→ What is expected: Without including any pictures, copy each entry below exactly.

------------------------

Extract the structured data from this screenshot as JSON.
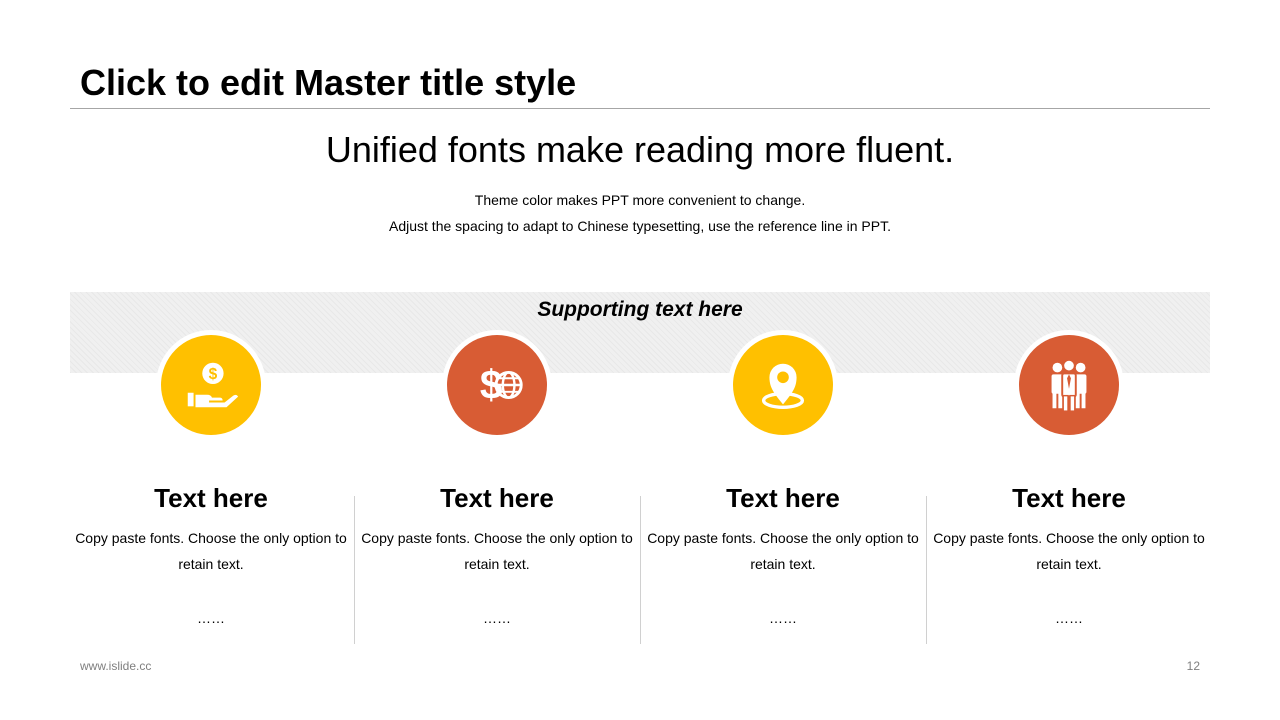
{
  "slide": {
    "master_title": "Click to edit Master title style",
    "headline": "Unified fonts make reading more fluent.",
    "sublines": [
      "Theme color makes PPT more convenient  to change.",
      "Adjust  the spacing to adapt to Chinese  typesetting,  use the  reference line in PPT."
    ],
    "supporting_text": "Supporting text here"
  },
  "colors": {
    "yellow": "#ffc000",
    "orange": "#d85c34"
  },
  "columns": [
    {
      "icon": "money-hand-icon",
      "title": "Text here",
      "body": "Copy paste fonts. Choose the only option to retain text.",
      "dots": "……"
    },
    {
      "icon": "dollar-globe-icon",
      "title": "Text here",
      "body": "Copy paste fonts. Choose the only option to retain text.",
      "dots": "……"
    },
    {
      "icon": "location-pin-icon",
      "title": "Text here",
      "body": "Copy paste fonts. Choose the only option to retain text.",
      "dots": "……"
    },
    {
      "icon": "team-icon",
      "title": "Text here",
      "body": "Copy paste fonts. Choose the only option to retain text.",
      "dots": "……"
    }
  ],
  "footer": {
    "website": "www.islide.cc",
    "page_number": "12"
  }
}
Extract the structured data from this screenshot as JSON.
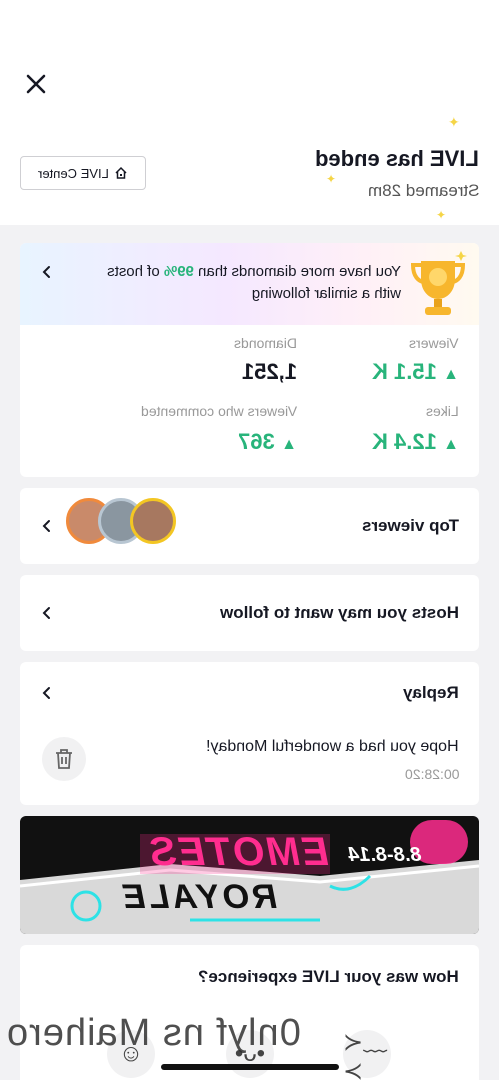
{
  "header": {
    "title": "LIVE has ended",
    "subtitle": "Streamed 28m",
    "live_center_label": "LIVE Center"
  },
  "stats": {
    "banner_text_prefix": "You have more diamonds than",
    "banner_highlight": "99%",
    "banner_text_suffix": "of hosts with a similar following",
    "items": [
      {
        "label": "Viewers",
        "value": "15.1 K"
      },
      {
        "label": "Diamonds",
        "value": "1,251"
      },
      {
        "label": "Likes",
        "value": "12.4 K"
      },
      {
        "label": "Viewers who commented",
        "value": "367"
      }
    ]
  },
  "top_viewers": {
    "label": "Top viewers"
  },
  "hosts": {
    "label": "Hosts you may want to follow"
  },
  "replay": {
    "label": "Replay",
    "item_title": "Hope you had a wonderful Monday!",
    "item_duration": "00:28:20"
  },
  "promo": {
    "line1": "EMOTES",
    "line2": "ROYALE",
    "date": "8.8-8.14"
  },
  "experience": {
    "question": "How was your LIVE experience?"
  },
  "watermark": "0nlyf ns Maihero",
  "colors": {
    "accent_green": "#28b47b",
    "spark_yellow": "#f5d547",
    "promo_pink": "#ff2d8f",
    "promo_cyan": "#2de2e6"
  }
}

------------------------

→ Result:
Extract the structured data from this screenshot as JSON.
{
  "slide": {
    "master_title": "Click to edit Master title style",
    "headline": "Unified fonts make reading more fluent.",
    "sublines": [
      "Theme color makes PPT more convenient  to change.",
      "Adjust  the spacing to adapt to Chinese  typesetting,  use the  reference line in PPT."
    ],
    "supporting_text": "Supporting text here"
  },
  "colors": {
    "yellow": "#ffc000",
    "orange": "#d85c34"
  },
  "columns": [
    {
      "icon": "money-hand-icon",
      "title": "Text here",
      "body": "Copy paste fonts. Choose the only option to retain text.",
      "dots": "……"
    },
    {
      "icon": "dollar-globe-icon",
      "title": "Text here",
      "body": "Copy paste fonts. Choose the only option to retain text.",
      "dots": "……"
    },
    {
      "icon": "location-pin-icon",
      "title": "Text here",
      "body": "Copy paste fonts. Choose the only option to retain text.",
      "dots": "……"
    },
    {
      "icon": "team-icon",
      "title": "Text here",
      "body": "Copy paste fonts. Choose the only option to retain text.",
      "dots": "……"
    }
  ],
  "footer": {
    "website": "www.islide.cc",
    "page_number": "12"
  }
}
Extract the structured data from this screenshot as JSON.
{
  "header": {
    "title": "LIVE has ended",
    "subtitle": "Streamed 28m",
    "live_center_label": "LIVE Center"
  },
  "stats": {
    "banner_text_prefix": "You have more diamonds than",
    "banner_highlight": "99%",
    "banner_text_suffix": "of hosts with a similar following",
    "items": [
      {
        "label": "Viewers",
        "value": "15.1 K"
      },
      {
        "label": "Diamonds",
        "value": "1,251"
      },
      {
        "label": "Likes",
        "value": "12.4 K"
      },
      {
        "label": "Viewers who commented",
        "value": "367"
      }
    ]
  },
  "top_viewers": {
    "label": "Top viewers"
  },
  "hosts": {
    "label": "Hosts you may want to follow"
  },
  "replay": {
    "label": "Replay",
    "item_title": "Hope you had a wonderful Monday!",
    "item_duration": "00:28:20"
  },
  "promo": {
    "line1": "EMOTES",
    "line2": "ROYALE",
    "date": "8.8-8.14"
  },
  "experience": {
    "question": "How was your LIVE experience?"
  },
  "watermark": "0nlyf ns Maihero",
  "colors": {
    "accent_green": "#28b47b",
    "spark_yellow": "#f5d547",
    "promo_pink": "#ff2d8f",
    "promo_cyan": "#2de2e6"
  }
}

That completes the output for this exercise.